● **RECORD EXCERPTS**
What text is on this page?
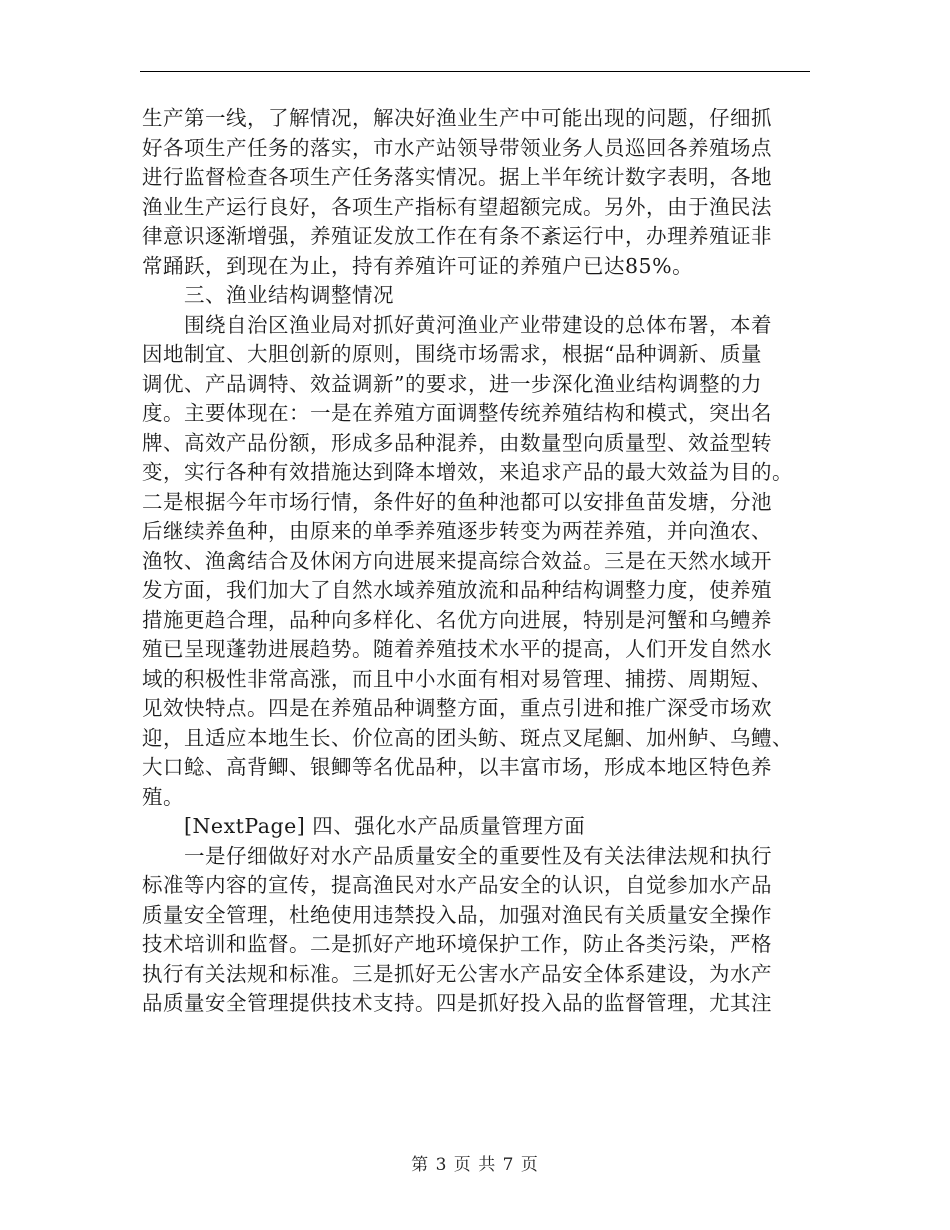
生产第一线，了解情况，解决好渔业生产中可能出现的问题，仔细抓
好各项生产任务的落实，市水产站领导带领业务人员巡回各养殖场点
进行监督检查各项生产任务落实情况。据上半年统计数字表明，各地
渔业生产运行良好，各项生产指标有望超额完成。另外，由于渔民法
律意识逐渐增强，养殖证发放工作在有条不紊运行中，办理养殖证非
常踊跃，到现在为止，持有养殖许可证的养殖户已达85%。
三、渔业结构调整情况
围绕自治区渔业局对抓好黄河渔业产业带建设的总体布署，本着
因地制宜、大胆创新的原则，围绕市场需求，根据“品种调新、质量
调优、产品调特、效益调新”的要求，进一步深化渔业结构调整的力
度。主要体现在：一是在养殖方面调整传统养殖结构和模式，突出名
牌、高效产品份额，形成多品种混养，由数量型向质量型、效益型转
变，实行各种有效措施达到降本增效，来追求产品的最大效益为目的。
二是根据今年市场行情，条件好的鱼种池都可以安排鱼苗发塘，分池
后继续养鱼种，由原来的单季养殖逐步转变为两茬养殖，并向渔农、
渔牧、渔禽结合及休闲方向进展来提高综合效益。三是在天然水域开
发方面，我们加大了自然水域养殖放流和品种结构调整力度，使养殖
措施更趋合理，品种向多样化、名优方向进展，特别是河蟹和乌鳢养
殖已呈现蓬勃进展趋势。随着养殖技术水平的提高，人们开发自然水
域的积极性非常高涨，而且中小水面有相对易管理、捕捞、周期短、
见效快特点。四是在养殖品种调整方面，重点引进和推广深受市场欢
迎，且适应本地生长、价位高的团头鲂、斑点叉尾鮰、加州鲈、乌鳢、
大口鲶、高背鲫、银鲫等名优品种，以丰富市场，形成本地区特色养
殖。
[NextPage] 四、强化水产品质量管理方面
一是仔细做好对水产品质量安全的重要性及有关法律法规和执行
标准等内容的宣传，提高渔民对水产品安全的认识，自觉参加水产品
质量安全管理，杜绝使用违禁投入品，加强对渔民有关质量安全操作
技术培训和监督。二是抓好产地环境保护工作，防止各类污染，严格
执行有关法规和标准。三是抓好无公害水产品安全体系建设，为水产
品质量安全管理提供技术支持。四是抓好投入品的监督管理，尤其注
第 3 页 共 7 页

● **REQUIREMENT**
All of the material above needs to be restated exactly, with no pictures.

● **FULL ANSWER**
What text is on this page?
生产第一线，了解情况，解决好渔业生产中可能出现的问题，仔细抓
好各项生产任务的落实，市水产站领导带领业务人员巡回各养殖场点
进行监督检查各项生产任务落实情况。据上半年统计数字表明，各地
渔业生产运行良好，各项生产指标有望超额完成。另外，由于渔民法
律意识逐渐增强，养殖证发放工作在有条不紊运行中，办理养殖证非
常踊跃，到现在为止，持有养殖许可证的养殖户已达85%。
三、渔业结构调整情况
围绕自治区渔业局对抓好黄河渔业产业带建设的总体布署，本着
因地制宜、大胆创新的原则，围绕市场需求，根据“品种调新、质量
调优、产品调特、效益调新”的要求，进一步深化渔业结构调整的力
度。主要体现在：一是在养殖方面调整传统养殖结构和模式，突出名
牌、高效产品份额，形成多品种混养，由数量型向质量型、效益型转
变，实行各种有效措施达到降本增效，来追求产品的最大效益为目的。
二是根据今年市场行情，条件好的鱼种池都可以安排鱼苗发塘，分池
后继续养鱼种，由原来的单季养殖逐步转变为两茬养殖，并向渔农、
渔牧、渔禽结合及休闲方向进展来提高综合效益。三是在天然水域开
发方面，我们加大了自然水域养殖放流和品种结构调整力度，使养殖
措施更趋合理，品种向多样化、名优方向进展，特别是河蟹和乌鳢养
殖已呈现蓬勃进展趋势。随着养殖技术水平的提高，人们开发自然水
域的积极性非常高涨，而且中小水面有相对易管理、捕捞、周期短、
见效快特点。四是在养殖品种调整方面，重点引进和推广深受市场欢
迎，且适应本地生长、价位高的团头鲂、斑点叉尾鮰、加州鲈、乌鳢、
大口鲶、高背鲫、银鲫等名优品种，以丰富市场，形成本地区特色养
殖。
[NextPage] 四、强化水产品质量管理方面
一是仔细做好对水产品质量安全的重要性及有关法律法规和执行
标准等内容的宣传，提高渔民对水产品安全的认识，自觉参加水产品
质量安全管理，杜绝使用违禁投入品，加强对渔民有关质量安全操作
技术培训和监督。二是抓好产地环境保护工作，防止各类污染，严格
执行有关法规和标准。三是抓好无公害水产品安全体系建设，为水产
品质量安全管理提供技术支持。四是抓好投入品的监督管理，尤其注
第 3 页 共 7 页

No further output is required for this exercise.